## [Input]
Begin

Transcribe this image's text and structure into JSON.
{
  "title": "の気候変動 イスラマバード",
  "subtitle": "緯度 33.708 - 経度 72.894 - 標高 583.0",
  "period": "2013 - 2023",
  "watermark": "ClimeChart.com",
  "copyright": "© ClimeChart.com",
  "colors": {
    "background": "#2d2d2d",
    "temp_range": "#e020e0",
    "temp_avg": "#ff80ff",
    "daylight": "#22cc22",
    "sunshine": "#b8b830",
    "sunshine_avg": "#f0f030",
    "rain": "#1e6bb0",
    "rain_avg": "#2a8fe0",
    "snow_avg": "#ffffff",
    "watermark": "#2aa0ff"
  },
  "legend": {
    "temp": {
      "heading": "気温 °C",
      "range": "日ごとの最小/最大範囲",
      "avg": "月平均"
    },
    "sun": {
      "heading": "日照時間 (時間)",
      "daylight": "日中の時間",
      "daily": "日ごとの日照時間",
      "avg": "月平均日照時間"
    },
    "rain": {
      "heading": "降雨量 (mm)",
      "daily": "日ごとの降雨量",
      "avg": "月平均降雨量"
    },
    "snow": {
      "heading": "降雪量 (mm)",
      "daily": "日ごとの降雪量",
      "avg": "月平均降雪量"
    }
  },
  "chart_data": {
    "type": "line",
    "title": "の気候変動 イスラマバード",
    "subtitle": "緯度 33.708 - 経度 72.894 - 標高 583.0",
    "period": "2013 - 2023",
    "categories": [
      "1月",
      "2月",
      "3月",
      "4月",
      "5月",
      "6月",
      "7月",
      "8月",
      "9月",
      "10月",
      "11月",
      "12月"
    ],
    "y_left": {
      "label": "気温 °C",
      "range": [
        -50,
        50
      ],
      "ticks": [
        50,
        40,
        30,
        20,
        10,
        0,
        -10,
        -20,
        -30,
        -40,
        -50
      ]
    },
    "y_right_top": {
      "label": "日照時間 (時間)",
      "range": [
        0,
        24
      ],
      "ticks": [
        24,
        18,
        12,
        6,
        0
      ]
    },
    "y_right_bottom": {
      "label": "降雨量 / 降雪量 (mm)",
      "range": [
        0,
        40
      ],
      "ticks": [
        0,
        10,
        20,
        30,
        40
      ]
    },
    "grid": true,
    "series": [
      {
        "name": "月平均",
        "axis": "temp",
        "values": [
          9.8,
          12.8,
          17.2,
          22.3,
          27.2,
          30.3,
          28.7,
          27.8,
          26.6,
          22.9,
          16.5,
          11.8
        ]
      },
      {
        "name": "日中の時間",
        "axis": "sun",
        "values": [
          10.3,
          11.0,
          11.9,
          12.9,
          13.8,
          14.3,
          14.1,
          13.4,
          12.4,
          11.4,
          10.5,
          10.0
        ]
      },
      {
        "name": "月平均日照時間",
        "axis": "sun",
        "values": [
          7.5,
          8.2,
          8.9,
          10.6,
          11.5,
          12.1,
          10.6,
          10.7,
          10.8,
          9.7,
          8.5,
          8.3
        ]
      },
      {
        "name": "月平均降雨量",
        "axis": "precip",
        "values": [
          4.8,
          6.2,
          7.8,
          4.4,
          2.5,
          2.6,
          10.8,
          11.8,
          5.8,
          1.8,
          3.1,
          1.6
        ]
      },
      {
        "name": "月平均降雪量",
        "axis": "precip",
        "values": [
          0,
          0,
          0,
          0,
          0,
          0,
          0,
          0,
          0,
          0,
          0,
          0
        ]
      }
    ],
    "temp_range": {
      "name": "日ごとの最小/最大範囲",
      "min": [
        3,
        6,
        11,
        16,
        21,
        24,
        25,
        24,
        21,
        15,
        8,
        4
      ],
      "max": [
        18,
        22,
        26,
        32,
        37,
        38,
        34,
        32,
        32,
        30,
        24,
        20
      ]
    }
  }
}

End

## [Objective]
Retype the data exactly as given.

## [Answer to the problem]
Transcribe this image's text and structure into JSON.
{
  "title": "の気候変動 イスラマバード",
  "subtitle": "緯度 33.708 - 経度 72.894 - 標高 583.0",
  "period": "2013 - 2023",
  "watermark": "ClimeChart.com",
  "copyright": "© ClimeChart.com",
  "colors": {
    "background": "#2d2d2d",
    "temp_range": "#e020e0",
    "temp_avg": "#ff80ff",
    "daylight": "#22cc22",
    "sunshine": "#b8b830",
    "sunshine_avg": "#f0f030",
    "rain": "#1e6bb0",
    "rain_avg": "#2a8fe0",
    "snow_avg": "#ffffff",
    "watermark": "#2aa0ff"
  },
  "legend": {
    "temp": {
      "heading": "気温 °C",
      "range": "日ごとの最小/最大範囲",
      "avg": "月平均"
    },
    "sun": {
      "heading": "日照時間 (時間)",
      "daylight": "日中の時間",
      "daily": "日ごとの日照時間",
      "avg": "月平均日照時間"
    },
    "rain": {
      "heading": "降雨量 (mm)",
      "daily": "日ごとの降雨量",
      "avg": "月平均降雨量"
    },
    "snow": {
      "heading": "降雪量 (mm)",
      "daily": "日ごとの降雪量",
      "avg": "月平均降雪量"
    }
  },
  "chart_data": {
    "type": "line",
    "title": "の気候変動 イスラマバード",
    "subtitle": "緯度 33.708 - 経度 72.894 - 標高 583.0",
    "period": "2013 - 2023",
    "categories": [
      "1月",
      "2月",
      "3月",
      "4月",
      "5月",
      "6月",
      "7月",
      "8月",
      "9月",
      "10月",
      "11月",
      "12月"
    ],
    "y_left": {
      "label": "気温 °C",
      "range": [
        -50,
        50
      ],
      "ticks": [
        50,
        40,
        30,
        20,
        10,
        0,
        -10,
        -20,
        -30,
        -40,
        -50
      ]
    },
    "y_right_top": {
      "label": "日照時間 (時間)",
      "range": [
        0,
        24
      ],
      "ticks": [
        24,
        18,
        12,
        6,
        0
      ]
    },
    "y_right_bottom": {
      "label": "降雨量 / 降雪量 (mm)",
      "range": [
        0,
        40
      ],
      "ticks": [
        0,
        10,
        20,
        30,
        40
      ]
    },
    "grid": true,
    "series": [
      {
        "name": "月平均",
        "axis": "temp",
        "values": [
          9.8,
          12.8,
          17.2,
          22.3,
          27.2,
          30.3,
          28.7,
          27.8,
          26.6,
          22.9,
          16.5,
          11.8
        ]
      },
      {
        "name": "日中の時間",
        "axis": "sun",
        "values": [
          10.3,
          11.0,
          11.9,
          12.9,
          13.8,
          14.3,
          14.1,
          13.4,
          12.4,
          11.4,
          10.5,
          10.0
        ]
      },
      {
        "name": "月平均日照時間",
        "axis": "sun",
        "values": [
          7.5,
          8.2,
          8.9,
          10.6,
          11.5,
          12.1,
          10.6,
          10.7,
          10.8,
          9.7,
          8.5,
          8.3
        ]
      },
      {
        "name": "月平均降雨量",
        "axis": "precip",
        "values": [
          4.8,
          6.2,
          7.8,
          4.4,
          2.5,
          2.6,
          10.8,
          11.8,
          5.8,
          1.8,
          3.1,
          1.6
        ]
      },
      {
        "name": "月平均降雪量",
        "axis": "precip",
        "values": [
          0,
          0,
          0,
          0,
          0,
          0,
          0,
          0,
          0,
          0,
          0,
          0
        ]
      }
    ],
    "temp_range": {
      "name": "日ごとの最小/最大範囲",
      "min": [
        3,
        6,
        11,
        16,
        21,
        24,
        25,
        24,
        21,
        15,
        8,
        4
      ],
      "max": [
        18,
        22,
        26,
        32,
        37,
        38,
        34,
        32,
        32,
        30,
        24,
        20
      ]
    }
  }
}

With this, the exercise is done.